EXERCISE INPUTS:
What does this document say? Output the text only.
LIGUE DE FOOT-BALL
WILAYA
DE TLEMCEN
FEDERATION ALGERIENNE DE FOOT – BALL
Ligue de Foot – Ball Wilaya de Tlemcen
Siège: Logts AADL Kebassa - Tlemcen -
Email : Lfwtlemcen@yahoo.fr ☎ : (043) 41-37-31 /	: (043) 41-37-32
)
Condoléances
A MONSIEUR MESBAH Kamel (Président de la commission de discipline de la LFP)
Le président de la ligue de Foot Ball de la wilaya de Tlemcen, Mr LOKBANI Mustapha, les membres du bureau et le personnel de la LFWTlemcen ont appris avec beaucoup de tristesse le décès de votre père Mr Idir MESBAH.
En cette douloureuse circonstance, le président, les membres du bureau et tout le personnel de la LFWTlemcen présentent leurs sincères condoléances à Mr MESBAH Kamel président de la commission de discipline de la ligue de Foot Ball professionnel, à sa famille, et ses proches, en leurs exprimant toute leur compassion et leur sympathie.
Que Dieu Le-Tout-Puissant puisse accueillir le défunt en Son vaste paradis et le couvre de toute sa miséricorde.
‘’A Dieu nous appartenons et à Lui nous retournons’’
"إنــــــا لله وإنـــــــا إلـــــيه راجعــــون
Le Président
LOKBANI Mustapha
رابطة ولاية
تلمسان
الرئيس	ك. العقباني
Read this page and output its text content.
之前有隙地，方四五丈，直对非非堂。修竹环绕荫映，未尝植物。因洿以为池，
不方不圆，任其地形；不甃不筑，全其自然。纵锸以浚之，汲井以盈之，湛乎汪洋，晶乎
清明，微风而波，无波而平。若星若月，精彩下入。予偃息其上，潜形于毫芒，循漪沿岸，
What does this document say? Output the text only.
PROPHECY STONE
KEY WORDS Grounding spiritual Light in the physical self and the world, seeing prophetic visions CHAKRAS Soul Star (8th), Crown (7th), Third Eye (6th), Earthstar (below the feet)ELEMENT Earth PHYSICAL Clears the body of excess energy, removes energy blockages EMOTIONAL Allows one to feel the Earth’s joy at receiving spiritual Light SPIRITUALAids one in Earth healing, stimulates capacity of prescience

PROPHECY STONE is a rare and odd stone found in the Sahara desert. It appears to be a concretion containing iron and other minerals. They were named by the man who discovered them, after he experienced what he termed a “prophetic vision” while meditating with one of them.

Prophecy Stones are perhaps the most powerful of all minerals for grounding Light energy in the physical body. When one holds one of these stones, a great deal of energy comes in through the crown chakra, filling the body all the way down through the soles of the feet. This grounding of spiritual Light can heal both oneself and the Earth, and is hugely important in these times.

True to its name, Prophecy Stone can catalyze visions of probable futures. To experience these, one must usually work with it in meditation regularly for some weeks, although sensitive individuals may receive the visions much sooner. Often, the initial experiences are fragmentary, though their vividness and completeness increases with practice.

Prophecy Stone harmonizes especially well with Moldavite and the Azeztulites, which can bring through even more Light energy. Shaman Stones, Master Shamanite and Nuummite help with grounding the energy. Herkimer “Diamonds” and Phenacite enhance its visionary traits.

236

TASK: What is needed here is an exact reproduction of all the entries.

COMPLETE OUTPUT:
What does this document say? Output the text only.
LIGUE DE FOOT-BALL
WILAYA
DE TLEMCEN
FEDERATION ALGERIENNE DE FOOT – BALL
Ligue de Foot – Ball Wilaya de Tlemcen
Siège: Logts AADL Kebassa - Tlemcen -
Email : Lfwtlemcen@yahoo.fr ☎ : (043) 41-37-31 /	: (043) 41-37-32
)
Condoléances
A MONSIEUR MESBAH Kamel (Président de la commission de discipline de la LFP)
Le président de la ligue de Foot Ball de la wilaya de Tlemcen, Mr LOKBANI Mustapha, les membres du bureau et le personnel de la LFWTlemcen ont appris avec beaucoup de tristesse le décès de votre père Mr Idir MESBAH.
En cette douloureuse circonstance, le président, les membres du bureau et tout le personnel de la LFWTlemcen présentent leurs sincères condoléances à Mr MESBAH Kamel président de la commission de discipline de la ligue de Foot Ball professionnel, à sa famille, et ses proches, en leurs exprimant toute leur compassion et leur sympathie.
Que Dieu Le-Tout-Puissant puisse accueillir le défunt en Son vaste paradis et le couvre de toute sa miséricorde.
‘’A Dieu nous appartenons et à Lui nous retournons’’
"إنــــــا لله وإنـــــــا إلـــــيه راجعــــون
Le Président
LOKBANI Mustapha
رابطة ولاية
تلمسان
الرئيس	ك. العقباني
Read this page and output its text content.
之前有隙地，方四五丈，直对非非堂。修竹环绕荫映，未尝植物。因洿以为池，
不方不圆，任其地形；不甃不筑，全其自然。纵锸以浚之，汲井以盈之，湛乎汪洋，晶乎
清明，微风而波，无波而平。若星若月，精彩下入。予偃息其上，潜形于毫芒，循漪沿岸，
What does this document say? Output the text only.
PROPHECY STONE
KEY WORDS Grounding spiritual Light in the physical self and the world, seeing prophetic visions CHAKRAS Soul Star (8th), Crown (7th), Third Eye (6th), Earthstar (below the feet)ELEMENT Earth PHYSICAL Clears the body of excess energy, removes energy blockages EMOTIONAL Allows one to feel the Earth’s joy at receiving spiritual Light SPIRITUALAids one in Earth healing, stimulates capacity of prescience

PROPHECY STONE is a rare and odd stone found in the Sahara desert. It appears to be a concretion containing iron and other minerals. They were named by the man who discovered them, after he experienced what he termed a “prophetic vision” while meditating with one of them.

Prophecy Stones are perhaps the most powerful of all minerals for grounding Light energy in the physical body. When one holds one of these stones, a great deal of energy comes in through the crown chakra, filling the body all the way down through the soles of the feet. This grounding of spiritual Light can heal both oneself and the Earth, and is hugely important in these times.

True to its name, Prophecy Stone can catalyze visions of probable futures. To experience these, one must usually work with it in meditation regularly for some weeks, although sensitive individuals may receive the visions much sooner. Often, the initial experiences are fragmentary, though their vividness and completeness increases with practice.

Prophecy Stone harmonizes especially well with Moldavite and the Azeztulites, which can bring through even more Light energy. Shaman Stones, Master Shamanite and Nuummite help with grounding the energy. Herkimer “Diamonds” and Phenacite enhance its visionary traits.

236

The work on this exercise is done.